--- start of EXCERPTED RECORDS ---

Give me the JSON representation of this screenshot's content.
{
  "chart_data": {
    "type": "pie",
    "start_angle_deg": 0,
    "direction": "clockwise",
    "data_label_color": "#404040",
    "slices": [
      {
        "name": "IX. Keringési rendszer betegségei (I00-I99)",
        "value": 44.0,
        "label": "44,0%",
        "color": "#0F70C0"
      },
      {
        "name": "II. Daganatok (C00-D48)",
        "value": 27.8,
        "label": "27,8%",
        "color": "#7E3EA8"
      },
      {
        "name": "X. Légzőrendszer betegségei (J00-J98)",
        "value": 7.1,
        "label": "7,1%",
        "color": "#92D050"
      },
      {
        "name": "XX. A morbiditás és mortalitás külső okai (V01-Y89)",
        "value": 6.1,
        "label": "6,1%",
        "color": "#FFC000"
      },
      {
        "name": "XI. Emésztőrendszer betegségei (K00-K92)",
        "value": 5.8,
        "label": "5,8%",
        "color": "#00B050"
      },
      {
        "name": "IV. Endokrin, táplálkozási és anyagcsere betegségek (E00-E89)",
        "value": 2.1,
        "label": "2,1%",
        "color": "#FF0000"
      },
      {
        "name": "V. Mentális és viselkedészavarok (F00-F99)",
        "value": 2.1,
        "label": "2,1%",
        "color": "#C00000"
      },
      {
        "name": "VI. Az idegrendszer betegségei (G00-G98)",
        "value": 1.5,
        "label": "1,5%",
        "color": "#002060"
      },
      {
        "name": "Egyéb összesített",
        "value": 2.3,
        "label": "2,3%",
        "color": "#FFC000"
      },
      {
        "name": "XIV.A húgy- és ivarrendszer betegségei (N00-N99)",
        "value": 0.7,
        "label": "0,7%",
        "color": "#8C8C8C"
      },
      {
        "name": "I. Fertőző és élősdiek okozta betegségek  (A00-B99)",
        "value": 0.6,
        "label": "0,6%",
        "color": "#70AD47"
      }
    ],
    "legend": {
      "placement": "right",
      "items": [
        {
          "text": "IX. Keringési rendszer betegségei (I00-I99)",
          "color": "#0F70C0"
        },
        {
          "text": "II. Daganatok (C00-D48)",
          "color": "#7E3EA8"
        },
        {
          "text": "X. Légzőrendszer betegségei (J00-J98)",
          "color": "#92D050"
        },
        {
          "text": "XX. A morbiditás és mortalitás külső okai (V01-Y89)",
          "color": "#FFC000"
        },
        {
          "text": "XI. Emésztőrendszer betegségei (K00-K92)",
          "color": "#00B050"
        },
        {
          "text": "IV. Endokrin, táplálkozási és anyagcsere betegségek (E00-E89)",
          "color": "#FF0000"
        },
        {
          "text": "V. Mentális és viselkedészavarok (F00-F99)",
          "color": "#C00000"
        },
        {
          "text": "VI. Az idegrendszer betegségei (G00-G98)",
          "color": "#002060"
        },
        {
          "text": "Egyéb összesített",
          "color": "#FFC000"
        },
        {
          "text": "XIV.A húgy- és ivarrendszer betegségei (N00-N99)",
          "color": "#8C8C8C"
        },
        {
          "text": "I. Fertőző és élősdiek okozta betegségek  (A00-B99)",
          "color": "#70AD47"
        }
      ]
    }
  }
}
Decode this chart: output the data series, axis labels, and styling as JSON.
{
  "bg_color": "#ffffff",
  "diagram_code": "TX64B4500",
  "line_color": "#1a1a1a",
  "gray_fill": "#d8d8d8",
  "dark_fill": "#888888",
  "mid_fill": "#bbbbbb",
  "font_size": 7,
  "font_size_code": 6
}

--- end of EXCERPTED RECORDS ---

● TASK TO CARRY OUT:
Repeat every entry exactly as written above.

● SOLUTION TO THE EXERCISE:
Give me the JSON representation of this screenshot's content.
{
  "chart_data": {
    "type": "pie",
    "start_angle_deg": 0,
    "direction": "clockwise",
    "data_label_color": "#404040",
    "slices": [
      {
        "name": "IX. Keringési rendszer betegségei (I00-I99)",
        "value": 44.0,
        "label": "44,0%",
        "color": "#0F70C0"
      },
      {
        "name": "II. Daganatok (C00-D48)",
        "value": 27.8,
        "label": "27,8%",
        "color": "#7E3EA8"
      },
      {
        "name": "X. Légzőrendszer betegségei (J00-J98)",
        "value": 7.1,
        "label": "7,1%",
        "color": "#92D050"
      },
      {
        "name": "XX. A morbiditás és mortalitás külső okai (V01-Y89)",
        "value": 6.1,
        "label": "6,1%",
        "color": "#FFC000"
      },
      {
        "name": "XI. Emésztőrendszer betegségei (K00-K92)",
        "value": 5.8,
        "label": "5,8%",
        "color": "#00B050"
      },
      {
        "name": "IV. Endokrin, táplálkozási és anyagcsere betegségek (E00-E89)",
        "value": 2.1,
        "label": "2,1%",
        "color": "#FF0000"
      },
      {
        "name": "V. Mentális és viselkedészavarok (F00-F99)",
        "value": 2.1,
        "label": "2,1%",
        "color": "#C00000"
      },
      {
        "name": "VI. Az idegrendszer betegségei (G00-G98)",
        "value": 1.5,
        "label": "1,5%",
        "color": "#002060"
      },
      {
        "name": "Egyéb összesített",
        "value": 2.3,
        "label": "2,3%",
        "color": "#FFC000"
      },
      {
        "name": "XIV.A húgy- és ivarrendszer betegségei (N00-N99)",
        "value": 0.7,
        "label": "0,7%",
        "color": "#8C8C8C"
      },
      {
        "name": "I. Fertőző és élősdiek okozta betegségek  (A00-B99)",
        "value": 0.6,
        "label": "0,6%",
        "color": "#70AD47"
      }
    ],
    "legend": {
      "placement": "right",
      "items": [
        {
          "text": "IX. Keringési rendszer betegségei (I00-I99)",
          "color": "#0F70C0"
        },
        {
          "text": "II. Daganatok (C00-D48)",
          "color": "#7E3EA8"
        },
        {
          "text": "X. Légzőrendszer betegségei (J00-J98)",
          "color": "#92D050"
        },
        {
          "text": "XX. A morbiditás és mortalitás külső okai (V01-Y89)",
          "color": "#FFC000"
        },
        {
          "text": "XI. Emésztőrendszer betegségei (K00-K92)",
          "color": "#00B050"
        },
        {
          "text": "IV. Endokrin, táplálkozási és anyagcsere betegségek (E00-E89)",
          "color": "#FF0000"
        },
        {
          "text": "V. Mentális és viselkedészavarok (F00-F99)",
          "color": "#C00000"
        },
        {
          "text": "VI. Az idegrendszer betegségei (G00-G98)",
          "color": "#002060"
        },
        {
          "text": "Egyéb összesített",
          "color": "#FFC000"
        },
        {
          "text": "XIV.A húgy- és ivarrendszer betegségei (N00-N99)",
          "color": "#8C8C8C"
        },
        {
          "text": "I. Fertőző és élősdiek okozta betegségek  (A00-B99)",
          "color": "#70AD47"
        }
      ]
    }
  }
}
Decode this chart: output the data series, axis labels, and styling as JSON.
{
  "bg_color": "#ffffff",
  "diagram_code": "TX64B4500",
  "line_color": "#1a1a1a",
  "gray_fill": "#d8d8d8",
  "dark_fill": "#888888",
  "mid_fill": "#bbbbbb",
  "font_size": 7,
  "font_size_code": 6
}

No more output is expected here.